* [YOUR TASK]
Pictures do not belong in the copy. Return all of the entries exactly.

* [RECORD EXTRACTS]
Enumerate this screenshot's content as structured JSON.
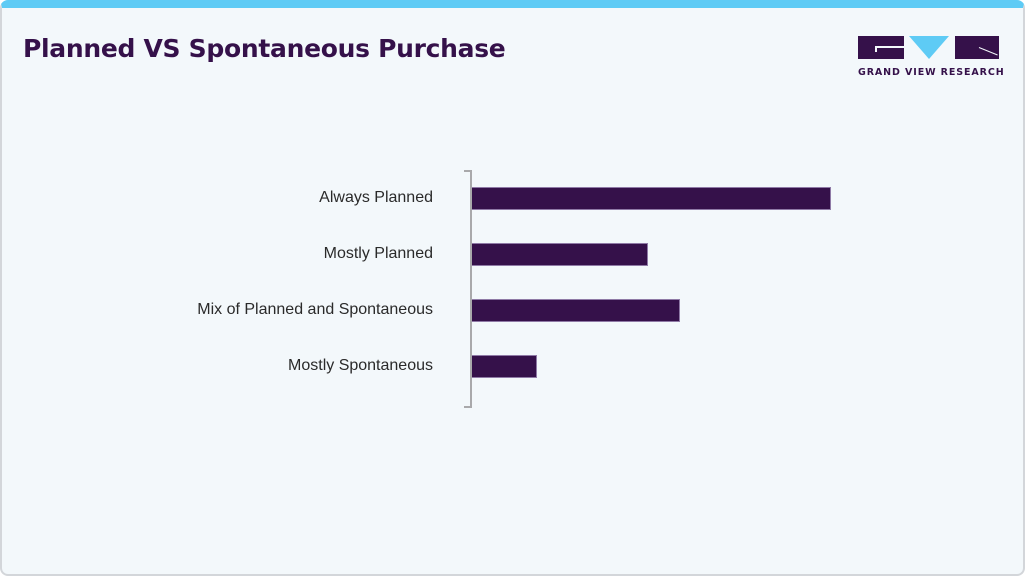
{
  "header": {
    "title": "Planned VS Spontaneous Purchase",
    "logo_text": "GRAND VIEW RESEARCH"
  },
  "colors": {
    "accent_top": "#5ecbf5",
    "bar": "#35114a",
    "title": "#35114a",
    "background": "#f3f8fb"
  },
  "chart_data": {
    "type": "bar",
    "orientation": "horizontal",
    "title": "Planned VS Spontaneous Purchase",
    "xlabel": "",
    "ylabel": "",
    "categories": [
      "Always Planned",
      "Mostly Planned",
      "Mix of Planned and Spontaneous",
      "Mostly Spontaneous"
    ],
    "values": [
      100,
      49,
      58,
      18
    ],
    "value_note": "Relative bar lengths (no numeric axis shown); longest bar normalized to 100",
    "bar_color": "#35114a",
    "grid": false,
    "legend": null
  }
}
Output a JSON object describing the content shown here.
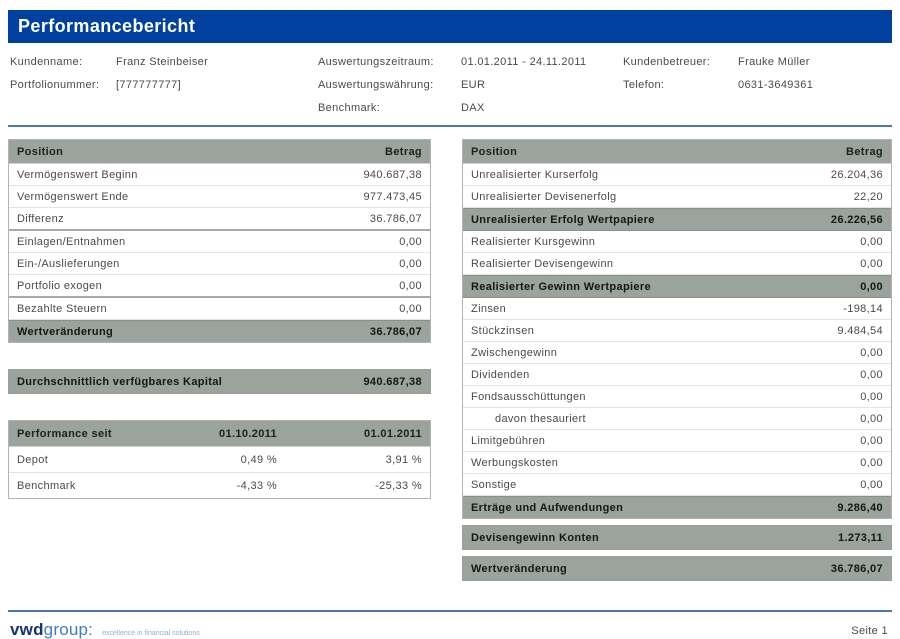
{
  "title": "Performancebericht",
  "info": {
    "kundenname_label": "Kundenname:",
    "kundenname_value": "Franz Steinbeiser",
    "portfolionummer_label": "Portfolionummer:",
    "portfolionummer_value": "[777777777]",
    "auswertungszeitraum_label": "Auswertungszeitraum:",
    "auswertungszeitraum_value": "01.01.2011 - 24.11.2011",
    "auswertungswaehrung_label": "Auswertungswährung:",
    "auswertungswaehrung_value": "EUR",
    "benchmark_label": "Benchmark:",
    "benchmark_value": "DAX",
    "kundenbetreuer_label": "Kundenbetreuer:",
    "kundenbetreuer_value": "Frauke Müller",
    "telefon_label": "Telefon:",
    "telefon_value": "0631-3649361"
  },
  "left_table": {
    "header": {
      "position": "Position",
      "betrag": "Betrag"
    },
    "rows": [
      {
        "label": "Vermögenswert Beginn",
        "value": "940.687,38"
      },
      {
        "label": "Vermögenswert Ende",
        "value": "977.473,45"
      },
      {
        "label": "Differenz",
        "value": "36.786,07"
      },
      {
        "label": "Einlagen/Entnahmen",
        "value": "0,00"
      },
      {
        "label": "Ein-/Auslieferungen",
        "value": "0,00"
      },
      {
        "label": "Portfolio exogen",
        "value": "0,00"
      },
      {
        "label": "Bezahlte Steuern",
        "value": "0,00"
      },
      {
        "label": "Wertveränderung",
        "value": "36.786,07"
      }
    ]
  },
  "avg_capital": {
    "label": "Durchschnittlich verfügbares Kapital",
    "value": "940.687,38"
  },
  "performance_table": {
    "header": {
      "col1": "Performance seit",
      "col2": "01.10.2011",
      "col3": "01.01.2011"
    },
    "rows": [
      {
        "label": "Depot",
        "col2": "0,49 %",
        "col3": "3,91 %"
      },
      {
        "label": "Benchmark",
        "col2": "-4,33 %",
        "col3": "-25,33 %"
      }
    ]
  },
  "right_table": {
    "header": {
      "position": "Position",
      "betrag": "Betrag"
    },
    "rows": [
      {
        "label": "Unrealisierter Kurserfolg",
        "value": "26.204,36"
      },
      {
        "label": "Unrealisierter Devisenerfolg",
        "value": "22,20"
      },
      {
        "label": "Unrealisierter Erfolg Wertpapiere",
        "value": "26.226,56"
      },
      {
        "label": "Realisierter Kursgewinn",
        "value": "0,00"
      },
      {
        "label": "Realisierter Devisengewinn",
        "value": "0,00"
      },
      {
        "label": "Realisierter Gewinn Wertpapiere",
        "value": "0,00"
      },
      {
        "label": "Zinsen",
        "value": "-198,14"
      },
      {
        "label": "Stückzinsen",
        "value": "9.484,54"
      },
      {
        "label": "Zwischengewinn",
        "value": "0,00"
      },
      {
        "label": "Dividenden",
        "value": "0,00"
      },
      {
        "label": "Fondsausschüttungen",
        "value": "0,00"
      },
      {
        "label": "davon thesauriert",
        "value": "0,00"
      },
      {
        "label": "Limitgebühren",
        "value": "0,00"
      },
      {
        "label": "Werbungskosten",
        "value": "0,00"
      },
      {
        "label": "Sonstige",
        "value": "0,00"
      },
      {
        "label": "Erträge und Aufwendungen",
        "value": "9.286,40"
      }
    ],
    "bars": [
      {
        "label": "Devisengewinn Konten",
        "value": "1.273,11"
      },
      {
        "label": "Wertveränderung",
        "value": "36.786,07"
      }
    ]
  },
  "footer": {
    "logo_vwd": "vwd",
    "logo_group": "group:",
    "logo_tagline": "excellence in financial solutions",
    "page": "Seite 1"
  },
  "colors": {
    "title_bar_blue": "#0041a0",
    "table_header_gray": "#9aa39c",
    "rule_blue": "#4b79ab",
    "logo_navy": "#17366e",
    "logo_blue": "#3e7dc0"
  }
}
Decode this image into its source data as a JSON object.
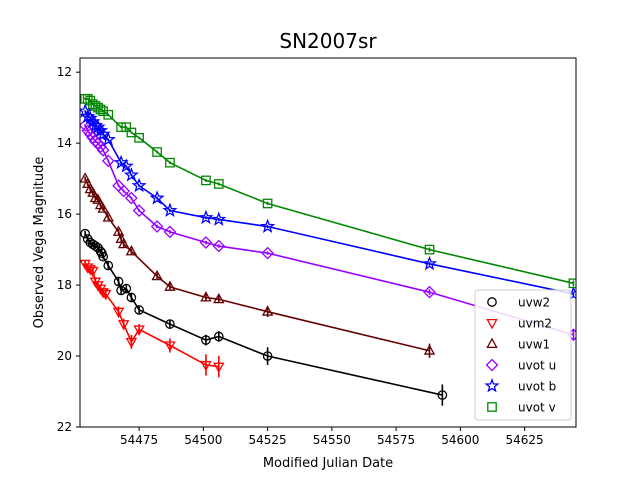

* [ANSWER IN FULL]
Enumerate this screenshot's content as structured JSON.
{
  "header": {
    "title": "Planned VS Spontaneous Purchase",
    "logo_text": "GRAND VIEW RESEARCH"
  },
  "colors": {
    "accent_top": "#5ecbf5",
    "bar": "#35114a",
    "title": "#35114a",
    "background": "#f3f8fb"
  },
  "chart_data": {
    "type": "bar",
    "orientation": "horizontal",
    "title": "Planned VS Spontaneous Purchase",
    "xlabel": "",
    "ylabel": "",
    "categories": [
      "Always Planned",
      "Mostly Planned",
      "Mix of Planned and Spontaneous",
      "Mostly Spontaneous"
    ],
    "values": [
      100,
      49,
      58,
      18
    ],
    "value_note": "Relative bar lengths (no numeric axis shown); longest bar normalized to 100",
    "bar_color": "#35114a",
    "grid": false,
    "legend": null
  }
}
Output a JSON object describing the content shown here.
{
  "title": "Performancebericht",
  "info": {
    "kundenname_label": "Kundenname:",
    "kundenname_value": "Franz Steinbeiser",
    "portfolionummer_label": "Portfolionummer:",
    "portfolionummer_value": "[777777777]",
    "auswertungszeitraum_label": "Auswertungszeitraum:",
    "auswertungszeitraum_value": "01.01.2011 - 24.11.2011",
    "auswertungswaehrung_label": "Auswertungswährung:",
    "auswertungswaehrung_value": "EUR",
    "benchmark_label": "Benchmark:",
    "benchmark_value": "DAX",
    "kundenbetreuer_label": "Kundenbetreuer:",
    "kundenbetreuer_value": "Frauke Müller",
    "telefon_label": "Telefon:",
    "telefon_value": "0631-3649361"
  },
  "left_table": {
    "header": {
      "position": "Position",
      "betrag": "Betrag"
    },
    "rows": [
      {
        "label": "Vermögenswert Beginn",
        "value": "940.687,38"
      },
      {
        "label": "Vermögenswert Ende",
        "value": "977.473,45"
      },
      {
        "label": "Differenz",
        "value": "36.786,07"
      },
      {
        "label": "Einlagen/Entnahmen",
        "value": "0,00"
      },
      {
        "label": "Ein-/Auslieferungen",
        "value": "0,00"
      },
      {
        "label": "Portfolio exogen",
        "value": "0,00"
      },
      {
        "label": "Bezahlte Steuern",
        "value": "0,00"
      },
      {
        "label": "Wertveränderung",
        "value": "36.786,07"
      }
    ]
  },
  "avg_capital": {
    "label": "Durchschnittlich verfügbares Kapital",
    "value": "940.687,38"
  },
  "performance_table": {
    "header": {
      "col1": "Performance seit",
      "col2": "01.10.2011",
      "col3": "01.01.2011"
    },
    "rows": [
      {
        "label": "Depot",
        "col2": "0,49 %",
        "col3": "3,91 %"
      },
      {
        "label": "Benchmark",
        "col2": "-4,33 %",
        "col3": "-25,33 %"
      }
    ]
  },
  "right_table": {
    "header": {
      "position": "Position",
      "betrag": "Betrag"
    },
    "rows": [
      {
        "label": "Unrealisierter Kurserfolg",
        "value": "26.204,36"
      },
      {
        "label": "Unrealisierter Devisenerfolg",
        "value": "22,20"
      },
      {
        "label": "Unrealisierter Erfolg Wertpapiere",
        "value": "26.226,56"
      },
      {
        "label": "Realisierter Kursgewinn",
        "value": "0,00"
      },
      {
        "label": "Realisierter Devisengewinn",
        "value": "0,00"
      },
      {
        "label": "Realisierter Gewinn Wertpapiere",
        "value": "0,00"
      },
      {
        "label": "Zinsen",
        "value": "-198,14"
      },
      {
        "label": "Stückzinsen",
        "value": "9.484,54"
      },
      {
        "label": "Zwischengewinn",
        "value": "0,00"
      },
      {
        "label": "Dividenden",
        "value": "0,00"
      },
      {
        "label": "Fondsausschüttungen",
        "value": "0,00"
      },
      {
        "label": "davon thesauriert",
        "value": "0,00"
      },
      {
        "label": "Limitgebühren",
        "value": "0,00"
      },
      {
        "label": "Werbungskosten",
        "value": "0,00"
      },
      {
        "label": "Sonstige",
        "value": "0,00"
      },
      {
        "label": "Erträge und Aufwendungen",
        "value": "9.286,40"
      }
    ],
    "bars": [
      {
        "label": "Devisengewinn Konten",
        "value": "1.273,11"
      },
      {
        "label": "Wertveränderung",
        "value": "36.786,07"
      }
    ]
  },
  "footer": {
    "logo_vwd": "vwd",
    "logo_group": "group:",
    "logo_tagline": "excellence in financial solutions",
    "page": "Seite 1"
  },
  "colors": {
    "title_bar_blue": "#0041a0",
    "table_header_gray": "#9aa39c",
    "rule_blue": "#4b79ab",
    "logo_navy": "#17366e",
    "logo_blue": "#3e7dc0"
  }
}
Decode this image into its source data as a JSON object.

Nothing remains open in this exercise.